[WHAT TO DO]
Output the material below in full, exactly as it is.

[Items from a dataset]
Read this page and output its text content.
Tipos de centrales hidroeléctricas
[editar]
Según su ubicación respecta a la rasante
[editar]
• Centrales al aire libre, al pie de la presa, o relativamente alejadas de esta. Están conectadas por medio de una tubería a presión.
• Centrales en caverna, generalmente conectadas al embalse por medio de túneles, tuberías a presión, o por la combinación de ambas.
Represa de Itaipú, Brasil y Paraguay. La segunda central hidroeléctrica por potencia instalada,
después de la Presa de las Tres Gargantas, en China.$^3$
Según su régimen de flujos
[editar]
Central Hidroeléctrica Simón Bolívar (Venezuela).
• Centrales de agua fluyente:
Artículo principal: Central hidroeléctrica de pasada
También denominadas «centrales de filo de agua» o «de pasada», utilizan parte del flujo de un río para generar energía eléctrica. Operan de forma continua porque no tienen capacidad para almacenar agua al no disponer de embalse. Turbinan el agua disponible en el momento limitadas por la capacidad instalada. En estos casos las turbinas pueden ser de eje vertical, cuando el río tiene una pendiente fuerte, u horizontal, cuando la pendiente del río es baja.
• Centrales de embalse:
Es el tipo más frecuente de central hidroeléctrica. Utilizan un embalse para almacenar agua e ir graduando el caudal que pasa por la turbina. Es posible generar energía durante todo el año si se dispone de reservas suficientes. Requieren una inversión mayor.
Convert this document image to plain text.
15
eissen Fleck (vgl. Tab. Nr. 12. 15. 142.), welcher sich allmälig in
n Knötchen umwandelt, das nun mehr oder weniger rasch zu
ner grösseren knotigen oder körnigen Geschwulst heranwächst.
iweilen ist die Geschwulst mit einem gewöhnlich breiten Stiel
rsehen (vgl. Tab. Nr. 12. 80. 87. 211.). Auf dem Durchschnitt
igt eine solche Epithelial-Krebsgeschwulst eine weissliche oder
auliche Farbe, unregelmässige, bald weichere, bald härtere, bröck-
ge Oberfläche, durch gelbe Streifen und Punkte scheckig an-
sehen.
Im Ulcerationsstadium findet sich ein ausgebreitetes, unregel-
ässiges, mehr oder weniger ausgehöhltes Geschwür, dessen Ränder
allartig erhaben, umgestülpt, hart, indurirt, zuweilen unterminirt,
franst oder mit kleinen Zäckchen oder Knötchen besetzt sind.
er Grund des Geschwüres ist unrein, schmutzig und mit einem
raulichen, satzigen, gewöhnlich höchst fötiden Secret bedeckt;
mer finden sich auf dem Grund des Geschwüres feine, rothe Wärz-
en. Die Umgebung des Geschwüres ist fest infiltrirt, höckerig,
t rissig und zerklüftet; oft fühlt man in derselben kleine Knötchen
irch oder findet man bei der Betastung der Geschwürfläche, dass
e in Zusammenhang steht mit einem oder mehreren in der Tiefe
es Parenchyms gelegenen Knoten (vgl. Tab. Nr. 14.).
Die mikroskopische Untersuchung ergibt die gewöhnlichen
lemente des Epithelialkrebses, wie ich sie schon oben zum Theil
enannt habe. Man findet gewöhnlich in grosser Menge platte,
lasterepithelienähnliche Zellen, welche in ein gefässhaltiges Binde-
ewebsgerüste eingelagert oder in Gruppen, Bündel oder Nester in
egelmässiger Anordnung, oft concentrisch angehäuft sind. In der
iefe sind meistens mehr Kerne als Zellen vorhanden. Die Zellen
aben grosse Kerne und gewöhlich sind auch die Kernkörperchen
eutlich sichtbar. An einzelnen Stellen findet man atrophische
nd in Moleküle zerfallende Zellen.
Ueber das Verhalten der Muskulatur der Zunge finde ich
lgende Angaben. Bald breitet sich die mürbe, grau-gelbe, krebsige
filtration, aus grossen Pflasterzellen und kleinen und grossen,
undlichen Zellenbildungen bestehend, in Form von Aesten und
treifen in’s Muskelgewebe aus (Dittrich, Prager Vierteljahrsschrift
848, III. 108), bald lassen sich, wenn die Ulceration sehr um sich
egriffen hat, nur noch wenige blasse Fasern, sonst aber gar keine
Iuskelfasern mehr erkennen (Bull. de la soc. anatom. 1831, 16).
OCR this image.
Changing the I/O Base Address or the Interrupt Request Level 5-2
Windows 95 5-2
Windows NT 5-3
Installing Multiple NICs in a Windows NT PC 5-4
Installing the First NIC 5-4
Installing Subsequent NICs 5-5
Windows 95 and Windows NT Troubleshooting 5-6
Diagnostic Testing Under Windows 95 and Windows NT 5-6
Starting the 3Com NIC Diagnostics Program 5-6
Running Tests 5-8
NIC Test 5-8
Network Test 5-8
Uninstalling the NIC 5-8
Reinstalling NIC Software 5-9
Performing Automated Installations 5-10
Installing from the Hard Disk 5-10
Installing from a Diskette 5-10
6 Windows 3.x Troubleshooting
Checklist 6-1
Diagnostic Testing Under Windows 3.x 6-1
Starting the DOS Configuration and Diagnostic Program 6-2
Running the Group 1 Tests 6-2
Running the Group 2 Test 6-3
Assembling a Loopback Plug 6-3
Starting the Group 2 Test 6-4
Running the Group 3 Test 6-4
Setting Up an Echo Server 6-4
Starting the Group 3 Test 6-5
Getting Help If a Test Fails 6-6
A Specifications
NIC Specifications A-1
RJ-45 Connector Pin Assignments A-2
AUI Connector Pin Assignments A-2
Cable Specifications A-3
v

[FINAL RESULT]
Read this page and output its text content.
Tipos de centrales hidroeléctricas
[editar]
Según su ubicación respecta a la rasante
[editar]
• Centrales al aire libre, al pie de la presa, o relativamente alejadas de esta. Están conectadas por medio de una tubería a presión.
• Centrales en caverna, generalmente conectadas al embalse por medio de túneles, tuberías a presión, o por la combinación de ambas.
Represa de Itaipú, Brasil y Paraguay. La segunda central hidroeléctrica por potencia instalada,
después de la Presa de las Tres Gargantas, en China.$^3$
Según su régimen de flujos
[editar]
Central Hidroeléctrica Simón Bolívar (Venezuela).
• Centrales de agua fluyente:
Artículo principal: Central hidroeléctrica de pasada
También denominadas «centrales de filo de agua» o «de pasada», utilizan parte del flujo de un río para generar energía eléctrica. Operan de forma continua porque no tienen capacidad para almacenar agua al no disponer de embalse. Turbinan el agua disponible en el momento limitadas por la capacidad instalada. En estos casos las turbinas pueden ser de eje vertical, cuando el río tiene una pendiente fuerte, u horizontal, cuando la pendiente del río es baja.
• Centrales de embalse:
Es el tipo más frecuente de central hidroeléctrica. Utilizan un embalse para almacenar agua e ir graduando el caudal que pasa por la turbina. Es posible generar energía durante todo el año si se dispone de reservas suficientes. Requieren una inversión mayor.
Convert this document image to plain text.
15
eissen Fleck (vgl. Tab. Nr. 12. 15. 142.), welcher sich allmälig in
n Knötchen umwandelt, das nun mehr oder weniger rasch zu
ner grösseren knotigen oder körnigen Geschwulst heranwächst.
iweilen ist die Geschwulst mit einem gewöhnlich breiten Stiel
rsehen (vgl. Tab. Nr. 12. 80. 87. 211.). Auf dem Durchschnitt
igt eine solche Epithelial-Krebsgeschwulst eine weissliche oder
auliche Farbe, unregelmässige, bald weichere, bald härtere, bröck-
ge Oberfläche, durch gelbe Streifen und Punkte scheckig an-
sehen.
Im Ulcerationsstadium findet sich ein ausgebreitetes, unregel-
ässiges, mehr oder weniger ausgehöhltes Geschwür, dessen Ränder
allartig erhaben, umgestülpt, hart, indurirt, zuweilen unterminirt,
franst oder mit kleinen Zäckchen oder Knötchen besetzt sind.
er Grund des Geschwüres ist unrein, schmutzig und mit einem
raulichen, satzigen, gewöhnlich höchst fötiden Secret bedeckt;
mer finden sich auf dem Grund des Geschwüres feine, rothe Wärz-
en. Die Umgebung des Geschwüres ist fest infiltrirt, höckerig,
t rissig und zerklüftet; oft fühlt man in derselben kleine Knötchen
irch oder findet man bei der Betastung der Geschwürfläche, dass
e in Zusammenhang steht mit einem oder mehreren in der Tiefe
es Parenchyms gelegenen Knoten (vgl. Tab. Nr. 14.).
Die mikroskopische Untersuchung ergibt die gewöhnlichen
lemente des Epithelialkrebses, wie ich sie schon oben zum Theil
enannt habe. Man findet gewöhnlich in grosser Menge platte,
lasterepithelienähnliche Zellen, welche in ein gefässhaltiges Binde-
ewebsgerüste eingelagert oder in Gruppen, Bündel oder Nester in
egelmässiger Anordnung, oft concentrisch angehäuft sind. In der
iefe sind meistens mehr Kerne als Zellen vorhanden. Die Zellen
aben grosse Kerne und gewöhlich sind auch die Kernkörperchen
eutlich sichtbar. An einzelnen Stellen findet man atrophische
nd in Moleküle zerfallende Zellen.
Ueber das Verhalten der Muskulatur der Zunge finde ich
lgende Angaben. Bald breitet sich die mürbe, grau-gelbe, krebsige
filtration, aus grossen Pflasterzellen und kleinen und grossen,
undlichen Zellenbildungen bestehend, in Form von Aesten und
treifen in’s Muskelgewebe aus (Dittrich, Prager Vierteljahrsschrift
848, III. 108), bald lassen sich, wenn die Ulceration sehr um sich
egriffen hat, nur noch wenige blasse Fasern, sonst aber gar keine
Iuskelfasern mehr erkennen (Bull. de la soc. anatom. 1831, 16).
OCR this image.
Changing the I/O Base Address or the Interrupt Request Level 5-2
Windows 95 5-2
Windows NT 5-3
Installing Multiple NICs in a Windows NT PC 5-4
Installing the First NIC 5-4
Installing Subsequent NICs 5-5
Windows 95 and Windows NT Troubleshooting 5-6
Diagnostic Testing Under Windows 95 and Windows NT 5-6
Starting the 3Com NIC Diagnostics Program 5-6
Running Tests 5-8
NIC Test 5-8
Network Test 5-8
Uninstalling the NIC 5-8
Reinstalling NIC Software 5-9
Performing Automated Installations 5-10
Installing from the Hard Disk 5-10
Installing from a Diskette 5-10
6 Windows 3.x Troubleshooting
Checklist 6-1
Diagnostic Testing Under Windows 3.x 6-1
Starting the DOS Configuration and Diagnostic Program 6-2
Running the Group 1 Tests 6-2
Running the Group 2 Test 6-3
Assembling a Loopback Plug 6-3
Starting the Group 2 Test 6-4
Running the Group 3 Test 6-4
Setting Up an Echo Server 6-4
Starting the Group 3 Test 6-5
Getting Help If a Test Fails 6-6
A Specifications
NIC Specifications A-1
RJ-45 Connector Pin Assignments A-2
AUI Connector Pin Assignments A-2
Cable Specifications A-3
v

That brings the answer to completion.